▸ **Request**:
Copy all of the material below exactly.

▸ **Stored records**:
-- start --
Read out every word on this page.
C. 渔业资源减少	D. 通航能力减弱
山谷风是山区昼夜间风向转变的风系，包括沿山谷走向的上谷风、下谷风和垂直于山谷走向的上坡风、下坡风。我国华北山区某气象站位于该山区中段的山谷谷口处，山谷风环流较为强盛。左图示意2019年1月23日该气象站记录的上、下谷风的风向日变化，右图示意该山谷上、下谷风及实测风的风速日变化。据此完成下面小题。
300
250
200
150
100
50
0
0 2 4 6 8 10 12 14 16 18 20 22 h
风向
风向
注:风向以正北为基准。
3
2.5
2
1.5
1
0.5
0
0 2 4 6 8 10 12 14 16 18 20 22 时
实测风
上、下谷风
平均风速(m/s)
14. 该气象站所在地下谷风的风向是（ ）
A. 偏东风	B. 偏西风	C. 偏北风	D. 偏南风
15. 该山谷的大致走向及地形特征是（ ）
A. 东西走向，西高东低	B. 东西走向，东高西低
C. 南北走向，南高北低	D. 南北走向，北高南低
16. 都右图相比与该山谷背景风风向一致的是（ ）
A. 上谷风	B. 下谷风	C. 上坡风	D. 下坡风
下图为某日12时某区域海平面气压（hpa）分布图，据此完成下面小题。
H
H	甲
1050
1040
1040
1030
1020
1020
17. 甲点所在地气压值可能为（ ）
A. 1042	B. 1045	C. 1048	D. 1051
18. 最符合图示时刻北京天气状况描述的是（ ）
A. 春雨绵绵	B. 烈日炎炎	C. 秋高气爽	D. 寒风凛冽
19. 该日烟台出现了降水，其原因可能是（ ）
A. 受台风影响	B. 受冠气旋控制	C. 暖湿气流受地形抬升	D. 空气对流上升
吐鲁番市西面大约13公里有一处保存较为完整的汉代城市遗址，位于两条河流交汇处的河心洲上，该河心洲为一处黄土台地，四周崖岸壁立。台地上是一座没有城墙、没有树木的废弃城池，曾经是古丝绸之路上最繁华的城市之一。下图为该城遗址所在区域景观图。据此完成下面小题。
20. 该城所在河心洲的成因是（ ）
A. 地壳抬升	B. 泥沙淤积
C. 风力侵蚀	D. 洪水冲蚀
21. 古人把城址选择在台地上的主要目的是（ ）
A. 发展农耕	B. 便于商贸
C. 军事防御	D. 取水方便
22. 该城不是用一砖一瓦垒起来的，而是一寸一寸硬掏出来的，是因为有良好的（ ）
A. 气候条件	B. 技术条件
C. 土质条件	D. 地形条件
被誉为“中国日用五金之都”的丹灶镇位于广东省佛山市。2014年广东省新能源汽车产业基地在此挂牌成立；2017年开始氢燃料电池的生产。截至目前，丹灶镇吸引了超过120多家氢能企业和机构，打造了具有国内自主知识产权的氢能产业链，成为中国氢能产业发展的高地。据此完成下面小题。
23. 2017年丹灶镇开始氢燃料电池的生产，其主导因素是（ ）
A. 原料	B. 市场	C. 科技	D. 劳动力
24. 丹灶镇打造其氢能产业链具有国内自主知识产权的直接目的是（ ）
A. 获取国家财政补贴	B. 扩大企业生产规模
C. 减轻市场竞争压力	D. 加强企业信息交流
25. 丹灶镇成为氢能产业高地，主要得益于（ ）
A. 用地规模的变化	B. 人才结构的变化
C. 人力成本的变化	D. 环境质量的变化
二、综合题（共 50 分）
-- end --
▸ **Worked solution**:
Read out every word on this page.
C. 渔业资源减少	D. 通航能力减弱
山谷风是山区昼夜间风向转变的风系，包括沿山谷走向的上谷风、下谷风和垂直于山谷走向的上坡风、下坡风。我国华北山区某气象站位于该山区中段的山谷谷口处，山谷风环流较为强盛。左图示意2019年1月23日该气象站记录的上、下谷风的风向日变化，右图示意该山谷上、下谷风及实测风的风速日变化。据此完成下面小题。
300
250
200
150
100
50
0
0 2 4 6 8 10 12 14 16 18 20 22 h
风向
风向
注:风向以正北为基准。
3
2.5
2
1.5
1
0.5
0
0 2 4 6 8 10 12 14 16 18 20 22 时
实测风
上、下谷风
平均风速(m/s)
14. 该气象站所在地下谷风的风向是（ ）
A. 偏东风	B. 偏西风	C. 偏北风	D. 偏南风
15. 该山谷的大致走向及地形特征是（ ）
A. 东西走向，西高东低	B. 东西走向，东高西低
C. 南北走向，南高北低	D. 南北走向，北高南低
16. 都右图相比与该山谷背景风风向一致的是（ ）
A. 上谷风	B. 下谷风	C. 上坡风	D. 下坡风
下图为某日12时某区域海平面气压（hpa）分布图，据此完成下面小题。
H
H	甲
1050
1040
1040
1030
1020
1020
17. 甲点所在地气压值可能为（ ）
A. 1042	B. 1045	C. 1048	D. 1051
18. 最符合图示时刻北京天气状况描述的是（ ）
A. 春雨绵绵	B. 烈日炎炎	C. 秋高气爽	D. 寒风凛冽
19. 该日烟台出现了降水，其原因可能是（ ）
A. 受台风影响	B. 受冠气旋控制	C. 暖湿气流受地形抬升	D. 空气对流上升
吐鲁番市西面大约13公里有一处保存较为完整的汉代城市遗址，位于两条河流交汇处的河心洲上，该河心洲为一处黄土台地，四周崖岸壁立。台地上是一座没有城墙、没有树木的废弃城池，曾经是古丝绸之路上最繁华的城市之一。下图为该城遗址所在区域景观图。据此完成下面小题。
20. 该城所在河心洲的成因是（ ）
A. 地壳抬升	B. 泥沙淤积
C. 风力侵蚀	D. 洪水冲蚀
21. 古人把城址选择在台地上的主要目的是（ ）
A. 发展农耕	B. 便于商贸
C. 军事防御	D. 取水方便
22. 该城不是用一砖一瓦垒起来的，而是一寸一寸硬掏出来的，是因为有良好的（ ）
A. 气候条件	B. 技术条件
C. 土质条件	D. 地形条件
被誉为“中国日用五金之都”的丹灶镇位于广东省佛山市。2014年广东省新能源汽车产业基地在此挂牌成立；2017年开始氢燃料电池的生产。截至目前，丹灶镇吸引了超过120多家氢能企业和机构，打造了具有国内自主知识产权的氢能产业链，成为中国氢能产业发展的高地。据此完成下面小题。
23. 2017年丹灶镇开始氢燃料电池的生产，其主导因素是（ ）
A. 原料	B. 市场	C. 科技	D. 劳动力
24. 丹灶镇打造其氢能产业链具有国内自主知识产权的直接目的是（ ）
A. 获取国家财政补贴	B. 扩大企业生产规模
C. 减轻市场竞争压力	D. 加强企业信息交流
25. 丹灶镇成为氢能产业高地，主要得益于（ ）
A. 用地规模的变化	B. 人才结构的变化
C. 人力成本的变化	D. 环境质量的变化
二、综合题（共 50 分）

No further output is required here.